● Records for the task:
*-*-*
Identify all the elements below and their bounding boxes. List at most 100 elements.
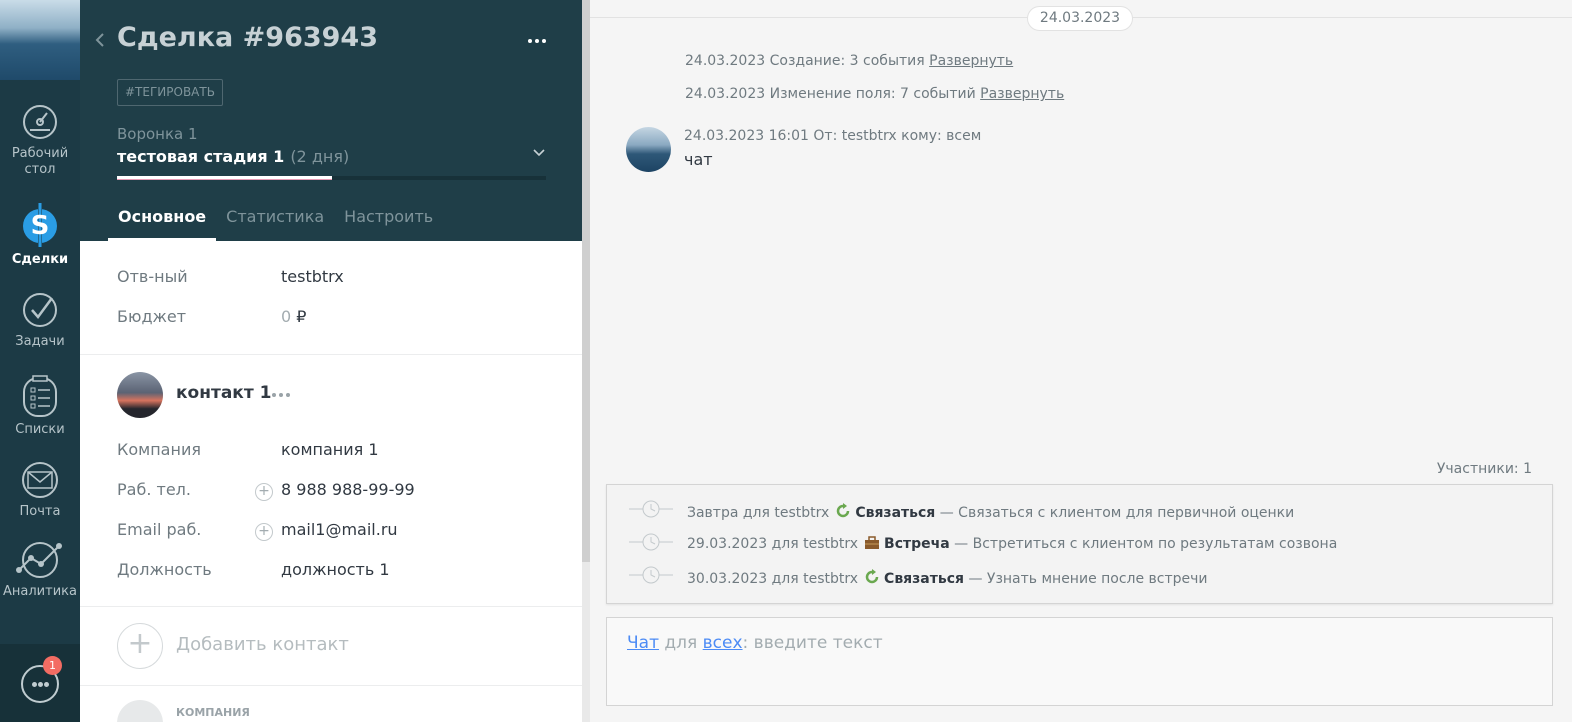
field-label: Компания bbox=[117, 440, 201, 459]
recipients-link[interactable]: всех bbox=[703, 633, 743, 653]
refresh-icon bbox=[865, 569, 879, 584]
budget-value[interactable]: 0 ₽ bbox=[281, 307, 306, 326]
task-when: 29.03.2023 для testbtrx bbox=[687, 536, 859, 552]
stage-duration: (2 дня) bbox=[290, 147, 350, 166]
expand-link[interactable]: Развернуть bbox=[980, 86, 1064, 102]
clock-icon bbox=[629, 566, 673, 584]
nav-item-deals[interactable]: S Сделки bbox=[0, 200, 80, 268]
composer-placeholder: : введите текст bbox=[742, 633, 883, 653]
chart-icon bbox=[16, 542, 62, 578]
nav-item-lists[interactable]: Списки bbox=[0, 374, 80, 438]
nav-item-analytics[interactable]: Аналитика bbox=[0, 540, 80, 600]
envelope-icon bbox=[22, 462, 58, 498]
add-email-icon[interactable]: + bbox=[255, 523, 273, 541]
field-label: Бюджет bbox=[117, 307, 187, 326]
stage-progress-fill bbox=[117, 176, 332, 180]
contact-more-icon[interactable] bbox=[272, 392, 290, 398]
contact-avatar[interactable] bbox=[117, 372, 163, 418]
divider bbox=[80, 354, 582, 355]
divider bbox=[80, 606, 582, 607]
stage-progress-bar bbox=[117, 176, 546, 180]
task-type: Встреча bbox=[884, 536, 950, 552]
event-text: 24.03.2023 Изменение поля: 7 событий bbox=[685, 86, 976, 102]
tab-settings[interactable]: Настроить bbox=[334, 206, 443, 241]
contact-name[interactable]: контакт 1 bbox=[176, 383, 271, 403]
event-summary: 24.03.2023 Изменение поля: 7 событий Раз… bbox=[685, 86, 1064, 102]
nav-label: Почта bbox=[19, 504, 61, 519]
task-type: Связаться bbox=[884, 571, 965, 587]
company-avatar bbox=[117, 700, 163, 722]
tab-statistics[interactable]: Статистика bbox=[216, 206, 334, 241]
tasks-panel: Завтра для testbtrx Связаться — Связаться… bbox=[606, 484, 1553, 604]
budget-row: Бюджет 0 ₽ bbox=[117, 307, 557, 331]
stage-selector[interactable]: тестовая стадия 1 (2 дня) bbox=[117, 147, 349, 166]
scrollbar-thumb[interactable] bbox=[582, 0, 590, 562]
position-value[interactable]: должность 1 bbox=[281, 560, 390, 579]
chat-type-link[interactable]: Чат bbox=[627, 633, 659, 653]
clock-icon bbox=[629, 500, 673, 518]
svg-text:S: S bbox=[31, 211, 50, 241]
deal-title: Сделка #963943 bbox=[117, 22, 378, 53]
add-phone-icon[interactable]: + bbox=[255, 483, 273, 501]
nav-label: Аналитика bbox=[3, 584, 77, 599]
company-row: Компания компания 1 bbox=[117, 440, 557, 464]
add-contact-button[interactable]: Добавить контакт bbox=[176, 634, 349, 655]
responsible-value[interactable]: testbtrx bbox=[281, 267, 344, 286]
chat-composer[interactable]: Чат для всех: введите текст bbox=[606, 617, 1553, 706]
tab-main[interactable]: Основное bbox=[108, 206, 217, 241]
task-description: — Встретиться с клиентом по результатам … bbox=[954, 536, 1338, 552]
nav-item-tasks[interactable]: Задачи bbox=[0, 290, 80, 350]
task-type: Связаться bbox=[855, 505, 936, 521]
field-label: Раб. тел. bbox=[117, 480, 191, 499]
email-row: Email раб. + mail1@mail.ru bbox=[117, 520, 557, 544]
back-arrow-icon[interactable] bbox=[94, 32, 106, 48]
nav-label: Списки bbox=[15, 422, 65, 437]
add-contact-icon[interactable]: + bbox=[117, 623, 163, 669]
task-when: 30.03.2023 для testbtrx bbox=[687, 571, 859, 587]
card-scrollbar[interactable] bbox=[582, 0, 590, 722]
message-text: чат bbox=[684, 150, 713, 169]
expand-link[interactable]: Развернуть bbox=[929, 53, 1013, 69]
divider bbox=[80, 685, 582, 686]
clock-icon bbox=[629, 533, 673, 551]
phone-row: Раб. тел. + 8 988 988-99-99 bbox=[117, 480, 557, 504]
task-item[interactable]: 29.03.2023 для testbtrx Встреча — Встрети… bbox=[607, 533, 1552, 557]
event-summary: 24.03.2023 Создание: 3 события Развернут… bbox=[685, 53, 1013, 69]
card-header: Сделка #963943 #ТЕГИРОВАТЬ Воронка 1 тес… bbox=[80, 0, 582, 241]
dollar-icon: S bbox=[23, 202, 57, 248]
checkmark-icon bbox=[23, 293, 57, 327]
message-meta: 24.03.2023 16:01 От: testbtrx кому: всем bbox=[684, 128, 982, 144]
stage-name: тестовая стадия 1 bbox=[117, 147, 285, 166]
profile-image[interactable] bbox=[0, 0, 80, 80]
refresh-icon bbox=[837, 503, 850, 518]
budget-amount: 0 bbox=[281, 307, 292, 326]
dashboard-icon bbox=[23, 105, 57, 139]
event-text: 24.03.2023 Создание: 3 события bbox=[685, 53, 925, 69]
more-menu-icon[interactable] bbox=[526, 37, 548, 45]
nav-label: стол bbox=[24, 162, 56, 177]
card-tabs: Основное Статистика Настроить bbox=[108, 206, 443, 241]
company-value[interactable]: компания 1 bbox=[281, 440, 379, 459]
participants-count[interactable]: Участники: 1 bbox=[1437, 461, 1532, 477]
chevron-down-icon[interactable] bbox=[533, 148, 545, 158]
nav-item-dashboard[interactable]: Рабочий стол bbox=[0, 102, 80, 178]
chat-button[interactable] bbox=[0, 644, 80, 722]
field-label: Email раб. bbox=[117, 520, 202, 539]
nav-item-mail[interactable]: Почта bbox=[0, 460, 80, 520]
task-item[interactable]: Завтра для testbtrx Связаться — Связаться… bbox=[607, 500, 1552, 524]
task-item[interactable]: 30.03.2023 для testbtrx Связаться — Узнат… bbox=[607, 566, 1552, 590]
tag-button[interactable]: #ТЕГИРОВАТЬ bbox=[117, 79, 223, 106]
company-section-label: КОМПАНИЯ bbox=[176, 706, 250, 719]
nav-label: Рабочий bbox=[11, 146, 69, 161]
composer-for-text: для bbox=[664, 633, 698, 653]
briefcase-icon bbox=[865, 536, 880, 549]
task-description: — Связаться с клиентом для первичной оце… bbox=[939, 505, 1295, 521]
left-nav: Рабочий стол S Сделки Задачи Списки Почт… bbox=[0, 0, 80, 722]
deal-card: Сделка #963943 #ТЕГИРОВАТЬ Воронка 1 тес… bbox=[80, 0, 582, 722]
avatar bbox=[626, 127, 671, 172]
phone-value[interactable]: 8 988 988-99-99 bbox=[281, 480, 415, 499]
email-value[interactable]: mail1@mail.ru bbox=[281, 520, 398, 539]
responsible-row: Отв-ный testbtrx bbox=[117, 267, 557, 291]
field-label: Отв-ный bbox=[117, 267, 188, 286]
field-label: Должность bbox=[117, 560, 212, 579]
*-*-*
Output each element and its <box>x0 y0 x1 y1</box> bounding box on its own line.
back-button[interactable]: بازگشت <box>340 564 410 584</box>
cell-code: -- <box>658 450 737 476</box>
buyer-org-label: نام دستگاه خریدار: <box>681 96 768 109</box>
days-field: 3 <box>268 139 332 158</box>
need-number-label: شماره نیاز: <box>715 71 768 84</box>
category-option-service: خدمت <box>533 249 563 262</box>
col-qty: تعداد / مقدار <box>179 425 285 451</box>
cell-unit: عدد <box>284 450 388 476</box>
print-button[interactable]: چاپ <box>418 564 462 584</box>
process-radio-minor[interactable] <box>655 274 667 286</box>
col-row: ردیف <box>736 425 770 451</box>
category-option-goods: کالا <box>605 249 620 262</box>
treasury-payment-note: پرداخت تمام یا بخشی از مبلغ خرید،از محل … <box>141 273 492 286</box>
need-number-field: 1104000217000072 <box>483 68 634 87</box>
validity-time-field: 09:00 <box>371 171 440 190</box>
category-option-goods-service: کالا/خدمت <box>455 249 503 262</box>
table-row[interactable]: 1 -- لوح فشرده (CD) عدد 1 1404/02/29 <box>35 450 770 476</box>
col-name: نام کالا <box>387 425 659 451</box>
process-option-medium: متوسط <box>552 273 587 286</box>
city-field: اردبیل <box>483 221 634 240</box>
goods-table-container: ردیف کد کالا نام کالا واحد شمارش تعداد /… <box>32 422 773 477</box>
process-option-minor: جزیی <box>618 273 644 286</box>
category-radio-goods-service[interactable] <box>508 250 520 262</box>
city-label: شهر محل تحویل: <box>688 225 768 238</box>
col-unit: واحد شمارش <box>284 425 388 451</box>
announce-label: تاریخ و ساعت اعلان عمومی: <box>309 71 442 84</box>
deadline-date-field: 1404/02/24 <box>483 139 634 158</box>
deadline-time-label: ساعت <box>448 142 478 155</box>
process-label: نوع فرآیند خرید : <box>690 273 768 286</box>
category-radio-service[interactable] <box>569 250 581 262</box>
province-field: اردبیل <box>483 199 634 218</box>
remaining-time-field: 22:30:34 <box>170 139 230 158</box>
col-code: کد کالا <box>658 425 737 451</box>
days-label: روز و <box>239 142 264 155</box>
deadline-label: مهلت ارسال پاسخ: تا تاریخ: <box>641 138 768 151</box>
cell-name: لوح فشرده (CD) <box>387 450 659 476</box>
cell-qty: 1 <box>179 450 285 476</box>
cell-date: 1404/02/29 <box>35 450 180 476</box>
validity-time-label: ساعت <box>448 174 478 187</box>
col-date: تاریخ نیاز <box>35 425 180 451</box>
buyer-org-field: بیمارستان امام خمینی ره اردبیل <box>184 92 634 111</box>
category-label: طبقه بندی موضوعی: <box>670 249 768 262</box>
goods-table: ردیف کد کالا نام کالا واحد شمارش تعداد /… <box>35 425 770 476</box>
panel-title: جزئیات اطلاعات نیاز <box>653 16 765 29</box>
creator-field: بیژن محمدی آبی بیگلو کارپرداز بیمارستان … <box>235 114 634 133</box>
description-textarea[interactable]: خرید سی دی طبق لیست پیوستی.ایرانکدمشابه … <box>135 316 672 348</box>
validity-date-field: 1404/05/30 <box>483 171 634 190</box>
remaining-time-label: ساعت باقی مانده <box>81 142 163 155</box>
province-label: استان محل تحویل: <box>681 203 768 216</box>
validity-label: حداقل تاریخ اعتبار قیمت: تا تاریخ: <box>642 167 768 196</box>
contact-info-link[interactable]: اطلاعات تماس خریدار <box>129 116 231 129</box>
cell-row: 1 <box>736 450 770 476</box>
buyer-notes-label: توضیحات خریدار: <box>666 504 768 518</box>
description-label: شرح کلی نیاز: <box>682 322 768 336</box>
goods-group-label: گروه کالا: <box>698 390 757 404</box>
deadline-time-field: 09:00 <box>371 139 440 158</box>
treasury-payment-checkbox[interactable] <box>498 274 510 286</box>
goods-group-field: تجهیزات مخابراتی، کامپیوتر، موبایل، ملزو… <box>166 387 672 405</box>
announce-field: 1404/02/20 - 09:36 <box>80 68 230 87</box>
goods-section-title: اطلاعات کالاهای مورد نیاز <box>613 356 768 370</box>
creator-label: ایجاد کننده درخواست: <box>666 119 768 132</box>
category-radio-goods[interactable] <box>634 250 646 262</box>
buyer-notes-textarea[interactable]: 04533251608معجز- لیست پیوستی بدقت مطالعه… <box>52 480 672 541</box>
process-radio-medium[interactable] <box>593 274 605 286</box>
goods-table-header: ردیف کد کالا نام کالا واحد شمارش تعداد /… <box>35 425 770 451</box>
*-*-*
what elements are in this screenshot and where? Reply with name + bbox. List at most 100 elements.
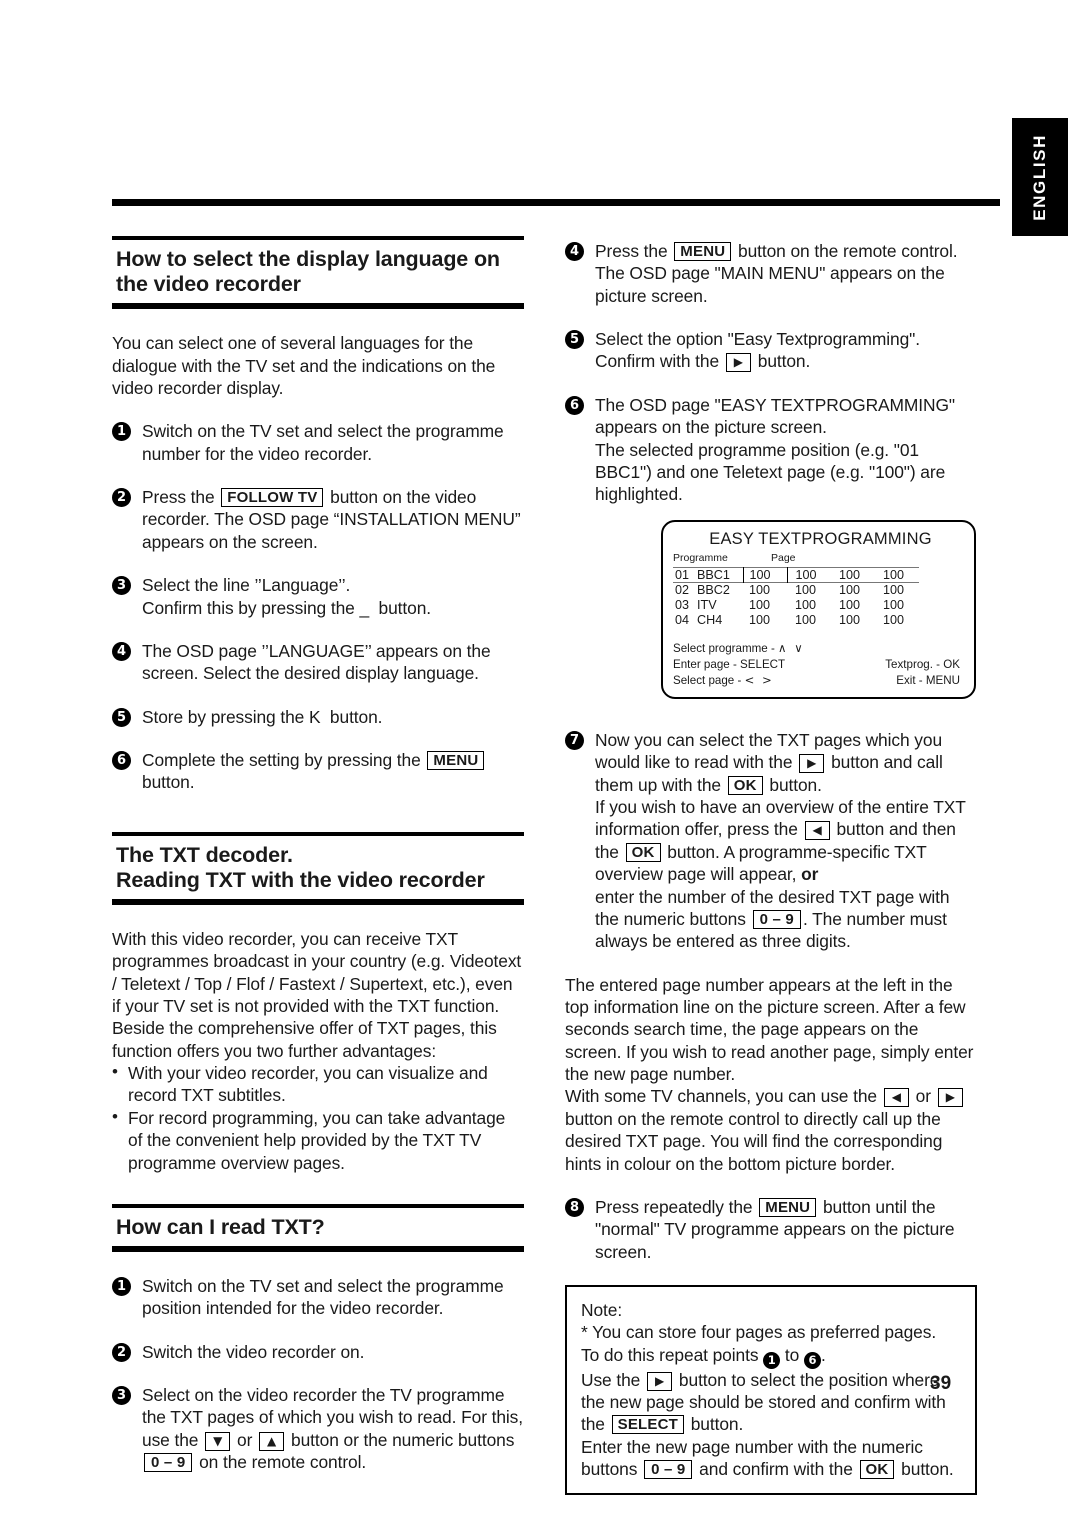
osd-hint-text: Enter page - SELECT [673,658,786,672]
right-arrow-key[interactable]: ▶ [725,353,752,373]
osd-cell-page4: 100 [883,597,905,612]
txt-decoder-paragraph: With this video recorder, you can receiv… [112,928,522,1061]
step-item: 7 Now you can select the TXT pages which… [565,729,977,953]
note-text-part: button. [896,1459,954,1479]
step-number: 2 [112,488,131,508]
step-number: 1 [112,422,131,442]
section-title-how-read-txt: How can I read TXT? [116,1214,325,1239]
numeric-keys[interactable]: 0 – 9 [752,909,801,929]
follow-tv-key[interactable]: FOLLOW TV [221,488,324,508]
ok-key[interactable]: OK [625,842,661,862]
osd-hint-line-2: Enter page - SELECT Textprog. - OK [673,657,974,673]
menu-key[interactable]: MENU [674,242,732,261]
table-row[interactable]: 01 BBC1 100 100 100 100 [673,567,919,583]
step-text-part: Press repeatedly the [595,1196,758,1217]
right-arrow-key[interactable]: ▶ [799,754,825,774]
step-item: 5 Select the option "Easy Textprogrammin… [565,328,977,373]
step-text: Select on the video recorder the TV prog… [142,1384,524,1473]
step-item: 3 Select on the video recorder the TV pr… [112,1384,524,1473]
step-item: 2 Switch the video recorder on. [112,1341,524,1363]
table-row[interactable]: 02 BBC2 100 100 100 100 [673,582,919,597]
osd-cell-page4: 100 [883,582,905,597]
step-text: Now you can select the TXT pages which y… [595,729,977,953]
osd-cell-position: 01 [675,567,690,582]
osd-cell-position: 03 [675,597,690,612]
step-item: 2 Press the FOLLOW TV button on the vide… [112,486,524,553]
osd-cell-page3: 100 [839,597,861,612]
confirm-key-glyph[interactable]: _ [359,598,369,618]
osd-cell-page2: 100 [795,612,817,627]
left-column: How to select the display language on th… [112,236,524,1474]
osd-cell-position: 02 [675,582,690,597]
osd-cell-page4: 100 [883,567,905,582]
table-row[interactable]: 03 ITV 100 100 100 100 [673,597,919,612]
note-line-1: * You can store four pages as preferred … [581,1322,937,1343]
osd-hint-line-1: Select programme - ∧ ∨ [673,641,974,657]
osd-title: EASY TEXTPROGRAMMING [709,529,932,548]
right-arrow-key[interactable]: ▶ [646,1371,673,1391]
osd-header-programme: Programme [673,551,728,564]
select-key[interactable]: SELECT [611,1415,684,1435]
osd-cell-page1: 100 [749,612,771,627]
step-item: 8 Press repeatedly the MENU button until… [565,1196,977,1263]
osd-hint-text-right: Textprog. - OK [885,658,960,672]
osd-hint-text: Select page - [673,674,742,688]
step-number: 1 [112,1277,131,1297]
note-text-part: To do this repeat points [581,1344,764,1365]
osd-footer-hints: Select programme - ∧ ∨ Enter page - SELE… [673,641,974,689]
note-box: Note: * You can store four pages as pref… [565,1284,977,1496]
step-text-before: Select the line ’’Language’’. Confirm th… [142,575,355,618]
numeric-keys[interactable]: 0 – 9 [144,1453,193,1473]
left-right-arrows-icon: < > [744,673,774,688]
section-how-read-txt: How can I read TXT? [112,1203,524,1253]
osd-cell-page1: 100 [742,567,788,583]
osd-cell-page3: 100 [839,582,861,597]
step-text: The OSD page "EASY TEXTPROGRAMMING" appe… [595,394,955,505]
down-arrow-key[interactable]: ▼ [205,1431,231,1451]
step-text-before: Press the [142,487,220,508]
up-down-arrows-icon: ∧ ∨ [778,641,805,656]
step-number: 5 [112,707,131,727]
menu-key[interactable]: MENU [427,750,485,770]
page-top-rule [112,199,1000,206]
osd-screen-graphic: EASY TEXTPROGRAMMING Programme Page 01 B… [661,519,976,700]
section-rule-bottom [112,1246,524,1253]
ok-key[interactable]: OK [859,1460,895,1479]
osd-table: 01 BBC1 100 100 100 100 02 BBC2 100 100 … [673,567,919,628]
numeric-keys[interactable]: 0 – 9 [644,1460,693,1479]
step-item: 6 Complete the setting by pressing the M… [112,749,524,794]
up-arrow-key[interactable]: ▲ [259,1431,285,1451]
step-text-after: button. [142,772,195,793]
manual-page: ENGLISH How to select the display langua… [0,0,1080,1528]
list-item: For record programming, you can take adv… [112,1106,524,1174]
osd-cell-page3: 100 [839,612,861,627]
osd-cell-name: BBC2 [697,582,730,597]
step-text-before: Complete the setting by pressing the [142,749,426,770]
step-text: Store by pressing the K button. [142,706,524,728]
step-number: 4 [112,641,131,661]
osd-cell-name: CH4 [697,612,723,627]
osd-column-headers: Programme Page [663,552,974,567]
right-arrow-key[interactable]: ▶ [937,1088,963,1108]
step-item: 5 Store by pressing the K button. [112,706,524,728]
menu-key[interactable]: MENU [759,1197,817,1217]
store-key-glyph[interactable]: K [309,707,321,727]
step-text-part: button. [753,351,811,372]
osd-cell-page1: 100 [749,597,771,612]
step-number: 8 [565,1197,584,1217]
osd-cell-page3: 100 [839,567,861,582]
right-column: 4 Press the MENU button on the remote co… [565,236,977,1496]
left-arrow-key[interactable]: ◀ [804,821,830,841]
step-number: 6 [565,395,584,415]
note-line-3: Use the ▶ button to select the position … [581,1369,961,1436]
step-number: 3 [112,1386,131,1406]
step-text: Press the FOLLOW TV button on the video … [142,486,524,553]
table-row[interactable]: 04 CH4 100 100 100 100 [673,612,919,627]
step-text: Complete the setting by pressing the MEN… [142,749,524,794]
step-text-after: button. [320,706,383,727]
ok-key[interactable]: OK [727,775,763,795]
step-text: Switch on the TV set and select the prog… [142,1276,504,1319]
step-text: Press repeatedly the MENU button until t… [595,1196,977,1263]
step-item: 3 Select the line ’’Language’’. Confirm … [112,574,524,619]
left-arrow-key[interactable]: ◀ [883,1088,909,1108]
*-*-*
● Task instructions: Reproduce the rows above without changes, starting at the line containing "osd-hint-text: Enter page" and ending at the line containing "section-title-how-read-txt: How can".

● Response below:
osd-hint-text: Enter page - SELECT [673,658,786,672]
right-arrow-key[interactable]: ▶ [725,353,752,373]
osd-cell-page4: 100 [883,597,905,612]
txt-decoder-paragraph: With this video recorder, you can receiv… [112,928,522,1061]
step-item: 7 Now you can select the TXT pages which… [565,729,977,953]
note-text-part: button. [896,1459,954,1479]
step-number: 2 [112,488,131,508]
step-number: 1 [112,422,131,442]
section-title-how-read-txt: How can I read TXT? [116,1214,325,1239]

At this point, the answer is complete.